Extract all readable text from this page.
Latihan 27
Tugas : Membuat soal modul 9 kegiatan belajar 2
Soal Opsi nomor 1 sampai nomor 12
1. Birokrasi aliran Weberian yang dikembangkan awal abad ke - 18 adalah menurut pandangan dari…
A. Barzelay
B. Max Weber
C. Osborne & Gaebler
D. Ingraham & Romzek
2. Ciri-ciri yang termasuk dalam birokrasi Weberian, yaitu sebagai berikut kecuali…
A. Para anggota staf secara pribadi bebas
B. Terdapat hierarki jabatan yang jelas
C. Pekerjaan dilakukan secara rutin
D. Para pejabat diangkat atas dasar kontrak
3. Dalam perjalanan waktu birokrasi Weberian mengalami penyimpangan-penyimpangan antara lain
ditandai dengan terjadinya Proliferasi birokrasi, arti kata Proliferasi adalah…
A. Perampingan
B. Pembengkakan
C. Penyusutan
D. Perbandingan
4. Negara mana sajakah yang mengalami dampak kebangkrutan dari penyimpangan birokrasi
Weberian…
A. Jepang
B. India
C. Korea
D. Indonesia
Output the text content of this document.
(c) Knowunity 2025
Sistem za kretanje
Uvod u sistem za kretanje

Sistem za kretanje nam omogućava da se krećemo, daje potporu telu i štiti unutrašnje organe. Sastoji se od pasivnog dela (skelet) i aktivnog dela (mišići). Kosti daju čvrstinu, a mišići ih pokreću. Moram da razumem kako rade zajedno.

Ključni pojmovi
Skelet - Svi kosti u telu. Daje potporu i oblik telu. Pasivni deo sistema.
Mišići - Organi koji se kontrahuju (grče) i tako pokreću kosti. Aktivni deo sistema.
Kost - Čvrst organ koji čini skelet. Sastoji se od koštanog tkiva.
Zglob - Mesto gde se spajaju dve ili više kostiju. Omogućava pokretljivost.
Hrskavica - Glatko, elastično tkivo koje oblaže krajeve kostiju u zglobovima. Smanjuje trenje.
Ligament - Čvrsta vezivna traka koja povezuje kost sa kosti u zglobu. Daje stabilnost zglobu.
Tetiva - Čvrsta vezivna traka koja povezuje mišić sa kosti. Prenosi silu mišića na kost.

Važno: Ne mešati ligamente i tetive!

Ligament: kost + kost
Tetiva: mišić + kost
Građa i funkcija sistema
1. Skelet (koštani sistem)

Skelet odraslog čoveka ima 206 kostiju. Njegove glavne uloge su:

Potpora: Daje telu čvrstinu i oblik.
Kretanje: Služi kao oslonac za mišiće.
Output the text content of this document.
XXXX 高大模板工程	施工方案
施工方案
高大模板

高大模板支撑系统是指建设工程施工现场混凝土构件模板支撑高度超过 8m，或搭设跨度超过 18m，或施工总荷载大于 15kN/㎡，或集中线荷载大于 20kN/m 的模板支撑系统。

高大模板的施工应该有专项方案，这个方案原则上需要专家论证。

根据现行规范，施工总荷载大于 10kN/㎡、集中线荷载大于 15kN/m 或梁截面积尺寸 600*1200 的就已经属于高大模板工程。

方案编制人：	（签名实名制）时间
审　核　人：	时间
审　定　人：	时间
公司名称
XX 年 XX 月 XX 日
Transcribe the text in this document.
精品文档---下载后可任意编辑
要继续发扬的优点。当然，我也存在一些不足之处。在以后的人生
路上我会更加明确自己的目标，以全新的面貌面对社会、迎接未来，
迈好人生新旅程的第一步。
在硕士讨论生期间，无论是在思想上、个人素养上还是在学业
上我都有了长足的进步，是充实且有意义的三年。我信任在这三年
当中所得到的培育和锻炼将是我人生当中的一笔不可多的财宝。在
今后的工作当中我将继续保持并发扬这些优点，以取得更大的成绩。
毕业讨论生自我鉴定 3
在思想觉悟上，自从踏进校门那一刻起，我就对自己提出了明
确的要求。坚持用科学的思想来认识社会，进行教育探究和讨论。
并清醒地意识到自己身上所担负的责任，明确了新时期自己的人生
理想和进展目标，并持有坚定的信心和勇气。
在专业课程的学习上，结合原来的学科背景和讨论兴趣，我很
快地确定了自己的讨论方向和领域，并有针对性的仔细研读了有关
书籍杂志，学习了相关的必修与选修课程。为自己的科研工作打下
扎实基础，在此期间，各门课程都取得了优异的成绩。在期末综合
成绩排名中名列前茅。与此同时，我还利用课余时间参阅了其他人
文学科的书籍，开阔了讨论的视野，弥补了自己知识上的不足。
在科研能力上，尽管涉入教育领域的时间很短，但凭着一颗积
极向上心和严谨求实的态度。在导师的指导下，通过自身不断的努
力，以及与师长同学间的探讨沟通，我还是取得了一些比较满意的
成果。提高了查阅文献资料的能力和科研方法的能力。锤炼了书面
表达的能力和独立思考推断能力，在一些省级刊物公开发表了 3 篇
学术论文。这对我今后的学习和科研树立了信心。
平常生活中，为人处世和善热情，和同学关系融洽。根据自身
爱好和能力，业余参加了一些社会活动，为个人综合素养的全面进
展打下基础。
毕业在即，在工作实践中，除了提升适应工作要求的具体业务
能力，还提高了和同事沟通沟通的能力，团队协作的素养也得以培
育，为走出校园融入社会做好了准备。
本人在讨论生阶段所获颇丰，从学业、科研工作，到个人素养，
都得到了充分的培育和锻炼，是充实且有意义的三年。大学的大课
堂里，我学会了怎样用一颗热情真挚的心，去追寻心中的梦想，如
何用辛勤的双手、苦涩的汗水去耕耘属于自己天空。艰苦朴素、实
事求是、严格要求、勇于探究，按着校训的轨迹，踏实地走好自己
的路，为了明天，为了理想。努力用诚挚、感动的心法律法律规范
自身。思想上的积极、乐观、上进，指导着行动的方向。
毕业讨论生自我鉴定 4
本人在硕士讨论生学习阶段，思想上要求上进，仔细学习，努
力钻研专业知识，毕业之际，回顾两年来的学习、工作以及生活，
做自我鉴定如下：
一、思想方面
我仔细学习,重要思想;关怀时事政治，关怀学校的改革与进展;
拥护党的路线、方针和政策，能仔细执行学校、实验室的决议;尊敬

________________________________________

> **What to produce**
The entries above must be returned exactly.

> **Written answer**
Extract all readable text from this page.
Latihan 27
Tugas : Membuat soal modul 9 kegiatan belajar 2
Soal Opsi nomor 1 sampai nomor 12
1. Birokrasi aliran Weberian yang dikembangkan awal abad ke - 18 adalah menurut pandangan dari…
A. Barzelay
B. Max Weber
C. Osborne & Gaebler
D. Ingraham & Romzek
2. Ciri-ciri yang termasuk dalam birokrasi Weberian, yaitu sebagai berikut kecuali…
A. Para anggota staf secara pribadi bebas
B. Terdapat hierarki jabatan yang jelas
C. Pekerjaan dilakukan secara rutin
D. Para pejabat diangkat atas dasar kontrak
3. Dalam perjalanan waktu birokrasi Weberian mengalami penyimpangan-penyimpangan antara lain
ditandai dengan terjadinya Proliferasi birokrasi, arti kata Proliferasi adalah…
A. Perampingan
B. Pembengkakan
C. Penyusutan
D. Perbandingan
4. Negara mana sajakah yang mengalami dampak kebangkrutan dari penyimpangan birokrasi
Weberian…
A. Jepang
B. India
C. Korea
D. Indonesia
Output the text content of this document.
(c) Knowunity 2025
Sistem za kretanje
Uvod u sistem za kretanje

Sistem za kretanje nam omogućava da se krećemo, daje potporu telu i štiti unutrašnje organe. Sastoji se od pasivnog dela (skelet) i aktivnog dela (mišići). Kosti daju čvrstinu, a mišići ih pokreću. Moram da razumem kako rade zajedno.

Ključni pojmovi
Skelet - Svi kosti u telu. Daje potporu i oblik telu. Pasivni deo sistema.
Mišići - Organi koji se kontrahuju (grče) i tako pokreću kosti. Aktivni deo sistema.
Kost - Čvrst organ koji čini skelet. Sastoji se od koštanog tkiva.
Zglob - Mesto gde se spajaju dve ili više kostiju. Omogućava pokretljivost.
Hrskavica - Glatko, elastično tkivo koje oblaže krajeve kostiju u zglobovima. Smanjuje trenje.
Ligament - Čvrsta vezivna traka koja povezuje kost sa kosti u zglobu. Daje stabilnost zglobu.
Tetiva - Čvrsta vezivna traka koja povezuje mišić sa kosti. Prenosi silu mišića na kost.

Važno: Ne mešati ligamente i tetive!

Ligament: kost + kost
Tetiva: mišić + kost
Građa i funkcija sistema
1. Skelet (koštani sistem)

Skelet odraslog čoveka ima 206 kostiju. Njegove glavne uloge su:

Potpora: Daje telu čvrstinu i oblik.
Kretanje: Služi kao oslonac za mišiće.
Output the text content of this document.
XXXX 高大模板工程	施工方案
施工方案
高大模板

高大模板支撑系统是指建设工程施工现场混凝土构件模板支撑高度超过 8m，或搭设跨度超过 18m，或施工总荷载大于 15kN/㎡，或集中线荷载大于 20kN/m 的模板支撑系统。

高大模板的施工应该有专项方案，这个方案原则上需要专家论证。

根据现行规范，施工总荷载大于 10kN/㎡、集中线荷载大于 15kN/m 或梁截面积尺寸 600*1200 的就已经属于高大模板工程。

方案编制人：	（签名实名制）时间
审　核　人：	时间
审　定　人：	时间
公司名称
XX 年 XX 月 XX 日
Transcribe the text in this document.
精品文档---下载后可任意编辑
要继续发扬的优点。当然，我也存在一些不足之处。在以后的人生
路上我会更加明确自己的目标，以全新的面貌面对社会、迎接未来，
迈好人生新旅程的第一步。
在硕士讨论生期间，无论是在思想上、个人素养上还是在学业
上我都有了长足的进步，是充实且有意义的三年。我信任在这三年
当中所得到的培育和锻炼将是我人生当中的一笔不可多的财宝。在
今后的工作当中我将继续保持并发扬这些优点，以取得更大的成绩。
毕业讨论生自我鉴定 3
在思想觉悟上，自从踏进校门那一刻起，我就对自己提出了明
确的要求。坚持用科学的思想来认识社会，进行教育探究和讨论。
并清醒地意识到自己身上所担负的责任，明确了新时期自己的人生
理想和进展目标，并持有坚定的信心和勇气。
在专业课程的学习上，结合原来的学科背景和讨论兴趣，我很
快地确定了自己的讨论方向和领域，并有针对性的仔细研读了有关
书籍杂志，学习了相关的必修与选修课程。为自己的科研工作打下
扎实基础，在此期间，各门课程都取得了优异的成绩。在期末综合
成绩排名中名列前茅。与此同时，我还利用课余时间参阅了其他人
文学科的书籍，开阔了讨论的视野，弥补了自己知识上的不足。
在科研能力上，尽管涉入教育领域的时间很短，但凭着一颗积
极向上心和严谨求实的态度。在导师的指导下，通过自身不断的努
力，以及与师长同学间的探讨沟通，我还是取得了一些比较满意的
成果。提高了查阅文献资料的能力和科研方法的能力。锤炼了书面
表达的能力和独立思考推断能力，在一些省级刊物公开发表了 3 篇
学术论文。这对我今后的学习和科研树立了信心。
平常生活中，为人处世和善热情，和同学关系融洽。根据自身
爱好和能力，业余参加了一些社会活动，为个人综合素养的全面进
展打下基础。
毕业在即，在工作实践中，除了提升适应工作要求的具体业务
能力，还提高了和同事沟通沟通的能力，团队协作的素养也得以培
育，为走出校园融入社会做好了准备。
本人在讨论生阶段所获颇丰，从学业、科研工作，到个人素养，
都得到了充分的培育和锻炼，是充实且有意义的三年。大学的大课
堂里，我学会了怎样用一颗热情真挚的心，去追寻心中的梦想，如
何用辛勤的双手、苦涩的汗水去耕耘属于自己天空。艰苦朴素、实
事求是、严格要求、勇于探究，按着校训的轨迹，踏实地走好自己
的路，为了明天，为了理想。努力用诚挚、感动的心法律法律规范
自身。思想上的积极、乐观、上进，指导着行动的方向。
毕业讨论生自我鉴定 4
本人在硕士讨论生学习阶段，思想上要求上进，仔细学习，努
力钻研专业知识，毕业之际，回顾两年来的学习、工作以及生活，
做自我鉴定如下：
一、思想方面
我仔细学习,重要思想;关怀时事政治，关怀学校的改革与进展;
拥护党的路线、方针和政策，能仔细执行学校、实验室的决议;尊敬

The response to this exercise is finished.